Problem statement
Repeat the material in full. Keep every line exactly as it is.

Task material
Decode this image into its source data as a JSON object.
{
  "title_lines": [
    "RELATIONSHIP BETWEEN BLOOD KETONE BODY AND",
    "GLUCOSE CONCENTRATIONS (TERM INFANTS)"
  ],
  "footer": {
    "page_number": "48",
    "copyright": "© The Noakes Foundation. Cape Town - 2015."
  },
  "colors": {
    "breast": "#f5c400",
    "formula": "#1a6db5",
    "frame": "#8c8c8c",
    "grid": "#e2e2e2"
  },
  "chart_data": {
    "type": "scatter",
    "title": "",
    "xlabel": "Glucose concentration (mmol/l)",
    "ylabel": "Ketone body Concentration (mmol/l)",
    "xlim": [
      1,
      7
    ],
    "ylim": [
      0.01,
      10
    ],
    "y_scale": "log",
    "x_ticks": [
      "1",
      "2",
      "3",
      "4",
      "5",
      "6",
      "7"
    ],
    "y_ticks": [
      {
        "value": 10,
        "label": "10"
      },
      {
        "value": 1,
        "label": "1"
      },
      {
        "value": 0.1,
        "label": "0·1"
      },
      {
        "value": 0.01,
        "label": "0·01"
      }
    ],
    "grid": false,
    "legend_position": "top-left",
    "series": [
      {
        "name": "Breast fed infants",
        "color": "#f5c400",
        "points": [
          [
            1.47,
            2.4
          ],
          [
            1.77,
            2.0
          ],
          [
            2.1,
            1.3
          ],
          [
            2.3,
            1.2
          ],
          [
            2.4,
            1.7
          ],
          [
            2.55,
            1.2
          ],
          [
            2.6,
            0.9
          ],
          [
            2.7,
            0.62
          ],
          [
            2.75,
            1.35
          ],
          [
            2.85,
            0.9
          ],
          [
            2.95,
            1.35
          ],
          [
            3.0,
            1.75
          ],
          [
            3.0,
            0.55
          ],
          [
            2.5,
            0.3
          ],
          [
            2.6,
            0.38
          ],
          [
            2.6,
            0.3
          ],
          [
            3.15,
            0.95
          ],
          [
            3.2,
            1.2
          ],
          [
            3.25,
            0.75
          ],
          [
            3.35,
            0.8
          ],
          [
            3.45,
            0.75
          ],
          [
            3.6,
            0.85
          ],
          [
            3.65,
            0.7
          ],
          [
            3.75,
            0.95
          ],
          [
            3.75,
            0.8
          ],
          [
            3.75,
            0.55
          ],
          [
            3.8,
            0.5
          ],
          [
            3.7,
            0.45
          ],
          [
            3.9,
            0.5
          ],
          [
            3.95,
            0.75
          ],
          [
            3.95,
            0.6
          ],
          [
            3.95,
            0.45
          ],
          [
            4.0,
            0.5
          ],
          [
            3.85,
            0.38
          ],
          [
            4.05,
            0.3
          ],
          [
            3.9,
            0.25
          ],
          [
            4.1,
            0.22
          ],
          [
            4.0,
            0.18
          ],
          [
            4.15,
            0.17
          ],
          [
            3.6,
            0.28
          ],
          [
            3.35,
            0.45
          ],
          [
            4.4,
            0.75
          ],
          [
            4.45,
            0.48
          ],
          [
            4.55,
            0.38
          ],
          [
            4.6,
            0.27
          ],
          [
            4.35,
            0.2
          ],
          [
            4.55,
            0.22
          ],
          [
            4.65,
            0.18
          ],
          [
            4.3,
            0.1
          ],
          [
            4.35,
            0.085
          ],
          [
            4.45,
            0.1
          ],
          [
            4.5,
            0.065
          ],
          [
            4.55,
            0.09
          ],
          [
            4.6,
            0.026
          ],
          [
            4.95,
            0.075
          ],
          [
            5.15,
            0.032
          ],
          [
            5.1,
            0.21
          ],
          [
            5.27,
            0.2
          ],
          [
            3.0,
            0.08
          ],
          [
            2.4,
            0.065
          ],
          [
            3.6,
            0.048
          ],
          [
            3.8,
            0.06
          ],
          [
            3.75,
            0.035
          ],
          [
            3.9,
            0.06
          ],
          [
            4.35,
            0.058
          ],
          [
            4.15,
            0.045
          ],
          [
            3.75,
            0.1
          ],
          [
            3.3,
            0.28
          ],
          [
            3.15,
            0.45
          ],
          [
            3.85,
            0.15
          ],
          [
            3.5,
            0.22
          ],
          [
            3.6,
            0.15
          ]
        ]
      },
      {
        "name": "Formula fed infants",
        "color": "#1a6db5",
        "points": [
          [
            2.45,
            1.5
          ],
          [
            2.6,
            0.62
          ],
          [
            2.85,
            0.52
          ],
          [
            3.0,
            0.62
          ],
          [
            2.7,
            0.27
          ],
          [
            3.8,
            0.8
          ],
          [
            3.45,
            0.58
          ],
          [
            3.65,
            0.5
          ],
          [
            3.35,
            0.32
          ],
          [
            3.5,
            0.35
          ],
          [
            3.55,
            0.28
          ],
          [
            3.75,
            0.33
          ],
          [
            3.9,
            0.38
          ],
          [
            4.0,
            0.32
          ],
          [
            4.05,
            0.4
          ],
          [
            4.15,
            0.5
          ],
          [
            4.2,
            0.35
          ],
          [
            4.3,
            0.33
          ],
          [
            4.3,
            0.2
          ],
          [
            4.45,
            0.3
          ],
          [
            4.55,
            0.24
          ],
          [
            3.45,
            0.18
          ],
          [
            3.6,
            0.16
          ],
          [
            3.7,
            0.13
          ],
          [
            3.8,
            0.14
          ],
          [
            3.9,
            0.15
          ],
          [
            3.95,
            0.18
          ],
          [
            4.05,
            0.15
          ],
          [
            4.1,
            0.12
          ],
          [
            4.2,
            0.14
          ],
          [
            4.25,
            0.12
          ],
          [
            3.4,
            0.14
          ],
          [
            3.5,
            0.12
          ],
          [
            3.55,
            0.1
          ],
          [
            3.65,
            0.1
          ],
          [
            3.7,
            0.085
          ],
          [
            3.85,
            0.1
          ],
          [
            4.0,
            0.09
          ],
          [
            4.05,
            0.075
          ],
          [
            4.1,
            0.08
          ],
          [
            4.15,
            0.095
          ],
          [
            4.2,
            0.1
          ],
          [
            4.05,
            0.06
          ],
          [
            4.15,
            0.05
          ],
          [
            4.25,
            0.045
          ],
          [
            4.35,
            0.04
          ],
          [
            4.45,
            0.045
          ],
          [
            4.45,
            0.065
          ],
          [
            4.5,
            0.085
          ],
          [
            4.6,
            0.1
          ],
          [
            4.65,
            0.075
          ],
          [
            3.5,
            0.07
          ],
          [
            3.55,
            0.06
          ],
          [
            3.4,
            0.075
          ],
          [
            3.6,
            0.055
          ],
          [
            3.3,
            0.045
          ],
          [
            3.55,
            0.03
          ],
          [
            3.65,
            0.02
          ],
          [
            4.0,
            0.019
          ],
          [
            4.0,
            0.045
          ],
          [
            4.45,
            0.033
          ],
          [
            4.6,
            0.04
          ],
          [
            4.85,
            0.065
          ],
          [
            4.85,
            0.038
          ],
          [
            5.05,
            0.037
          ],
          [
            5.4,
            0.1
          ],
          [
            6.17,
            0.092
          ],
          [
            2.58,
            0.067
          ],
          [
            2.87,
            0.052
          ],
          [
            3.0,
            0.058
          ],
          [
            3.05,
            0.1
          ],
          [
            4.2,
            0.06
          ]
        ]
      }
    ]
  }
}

The reply
Decode this image into its source data as a JSON object.
{
  "title_lines": [
    "RELATIONSHIP BETWEEN BLOOD KETONE BODY AND",
    "GLUCOSE CONCENTRATIONS (TERM INFANTS)"
  ],
  "footer": {
    "page_number": "48",
    "copyright": "© The Noakes Foundation. Cape Town - 2015."
  },
  "colors": {
    "breast": "#f5c400",
    "formula": "#1a6db5",
    "frame": "#8c8c8c",
    "grid": "#e2e2e2"
  },
  "chart_data": {
    "type": "scatter",
    "title": "",
    "xlabel": "Glucose concentration (mmol/l)",
    "ylabel": "Ketone body Concentration (mmol/l)",
    "xlim": [
      1,
      7
    ],
    "ylim": [
      0.01,
      10
    ],
    "y_scale": "log",
    "x_ticks": [
      "1",
      "2",
      "3",
      "4",
      "5",
      "6",
      "7"
    ],
    "y_ticks": [
      {
        "value": 10,
        "label": "10"
      },
      {
        "value": 1,
        "label": "1"
      },
      {
        "value": 0.1,
        "label": "0·1"
      },
      {
        "value": 0.01,
        "label": "0·01"
      }
    ],
    "grid": false,
    "legend_position": "top-left",
    "series": [
      {
        "name": "Breast fed infants",
        "color": "#f5c400",
        "points": [
          [
            1.47,
            2.4
          ],
          [
            1.77,
            2.0
          ],
          [
            2.1,
            1.3
          ],
          [
            2.3,
            1.2
          ],
          [
            2.4,
            1.7
          ],
          [
            2.55,
            1.2
          ],
          [
            2.6,
            0.9
          ],
          [
            2.7,
            0.62
          ],
          [
            2.75,
            1.35
          ],
          [
            2.85,
            0.9
          ],
          [
            2.95,
            1.35
          ],
          [
            3.0,
            1.75
          ],
          [
            3.0,
            0.55
          ],
          [
            2.5,
            0.3
          ],
          [
            2.6,
            0.38
          ],
          [
            2.6,
            0.3
          ],
          [
            3.15,
            0.95
          ],
          [
            3.2,
            1.2
          ],
          [
            3.25,
            0.75
          ],
          [
            3.35,
            0.8
          ],
          [
            3.45,
            0.75
          ],
          [
            3.6,
            0.85
          ],
          [
            3.65,
            0.7
          ],
          [
            3.75,
            0.95
          ],
          [
            3.75,
            0.8
          ],
          [
            3.75,
            0.55
          ],
          [
            3.8,
            0.5
          ],
          [
            3.7,
            0.45
          ],
          [
            3.9,
            0.5
          ],
          [
            3.95,
            0.75
          ],
          [
            3.95,
            0.6
          ],
          [
            3.95,
            0.45
          ],
          [
            4.0,
            0.5
          ],
          [
            3.85,
            0.38
          ],
          [
            4.05,
            0.3
          ],
          [
            3.9,
            0.25
          ],
          [
            4.1,
            0.22
          ],
          [
            4.0,
            0.18
          ],
          [
            4.15,
            0.17
          ],
          [
            3.6,
            0.28
          ],
          [
            3.35,
            0.45
          ],
          [
            4.4,
            0.75
          ],
          [
            4.45,
            0.48
          ],
          [
            4.55,
            0.38
          ],
          [
            4.6,
            0.27
          ],
          [
            4.35,
            0.2
          ],
          [
            4.55,
            0.22
          ],
          [
            4.65,
            0.18
          ],
          [
            4.3,
            0.1
          ],
          [
            4.35,
            0.085
          ],
          [
            4.45,
            0.1
          ],
          [
            4.5,
            0.065
          ],
          [
            4.55,
            0.09
          ],
          [
            4.6,
            0.026
          ],
          [
            4.95,
            0.075
          ],
          [
            5.15,
            0.032
          ],
          [
            5.1,
            0.21
          ],
          [
            5.27,
            0.2
          ],
          [
            3.0,
            0.08
          ],
          [
            2.4,
            0.065
          ],
          [
            3.6,
            0.048
          ],
          [
            3.8,
            0.06
          ],
          [
            3.75,
            0.035
          ],
          [
            3.9,
            0.06
          ],
          [
            4.35,
            0.058
          ],
          [
            4.15,
            0.045
          ],
          [
            3.75,
            0.1
          ],
          [
            3.3,
            0.28
          ],
          [
            3.15,
            0.45
          ],
          [
            3.85,
            0.15
          ],
          [
            3.5,
            0.22
          ],
          [
            3.6,
            0.15
          ]
        ]
      },
      {
        "name": "Formula fed infants",
        "color": "#1a6db5",
        "points": [
          [
            2.45,
            1.5
          ],
          [
            2.6,
            0.62
          ],
          [
            2.85,
            0.52
          ],
          [
            3.0,
            0.62
          ],
          [
            2.7,
            0.27
          ],
          [
            3.8,
            0.8
          ],
          [
            3.45,
            0.58
          ],
          [
            3.65,
            0.5
          ],
          [
            3.35,
            0.32
          ],
          [
            3.5,
            0.35
          ],
          [
            3.55,
            0.28
          ],
          [
            3.75,
            0.33
          ],
          [
            3.9,
            0.38
          ],
          [
            4.0,
            0.32
          ],
          [
            4.05,
            0.4
          ],
          [
            4.15,
            0.5
          ],
          [
            4.2,
            0.35
          ],
          [
            4.3,
            0.33
          ],
          [
            4.3,
            0.2
          ],
          [
            4.45,
            0.3
          ],
          [
            4.55,
            0.24
          ],
          [
            3.45,
            0.18
          ],
          [
            3.6,
            0.16
          ],
          [
            3.7,
            0.13
          ],
          [
            3.8,
            0.14
          ],
          [
            3.9,
            0.15
          ],
          [
            3.95,
            0.18
          ],
          [
            4.05,
            0.15
          ],
          [
            4.1,
            0.12
          ],
          [
            4.2,
            0.14
          ],
          [
            4.25,
            0.12
          ],
          [
            3.4,
            0.14
          ],
          [
            3.5,
            0.12
          ],
          [
            3.55,
            0.1
          ],
          [
            3.65,
            0.1
          ],
          [
            3.7,
            0.085
          ],
          [
            3.85,
            0.1
          ],
          [
            4.0,
            0.09
          ],
          [
            4.05,
            0.075
          ],
          [
            4.1,
            0.08
          ],
          [
            4.15,
            0.095
          ],
          [
            4.2,
            0.1
          ],
          [
            4.05,
            0.06
          ],
          [
            4.15,
            0.05
          ],
          [
            4.25,
            0.045
          ],
          [
            4.35,
            0.04
          ],
          [
            4.45,
            0.045
          ],
          [
            4.45,
            0.065
          ],
          [
            4.5,
            0.085
          ],
          [
            4.6,
            0.1
          ],
          [
            4.65,
            0.075
          ],
          [
            3.5,
            0.07
          ],
          [
            3.55,
            0.06
          ],
          [
            3.4,
            0.075
          ],
          [
            3.6,
            0.055
          ],
          [
            3.3,
            0.045
          ],
          [
            3.55,
            0.03
          ],
          [
            3.65,
            0.02
          ],
          [
            4.0,
            0.019
          ],
          [
            4.0,
            0.045
          ],
          [
            4.45,
            0.033
          ],
          [
            4.6,
            0.04
          ],
          [
            4.85,
            0.065
          ],
          [
            4.85,
            0.038
          ],
          [
            5.05,
            0.037
          ],
          [
            5.4,
            0.1
          ],
          [
            6.17,
            0.092
          ],
          [
            2.58,
            0.067
          ],
          [
            2.87,
            0.052
          ],
          [
            3.0,
            0.058
          ],
          [
            3.05,
            0.1
          ],
          [
            4.2,
            0.06
          ]
        ]
      }
    ]
  }
}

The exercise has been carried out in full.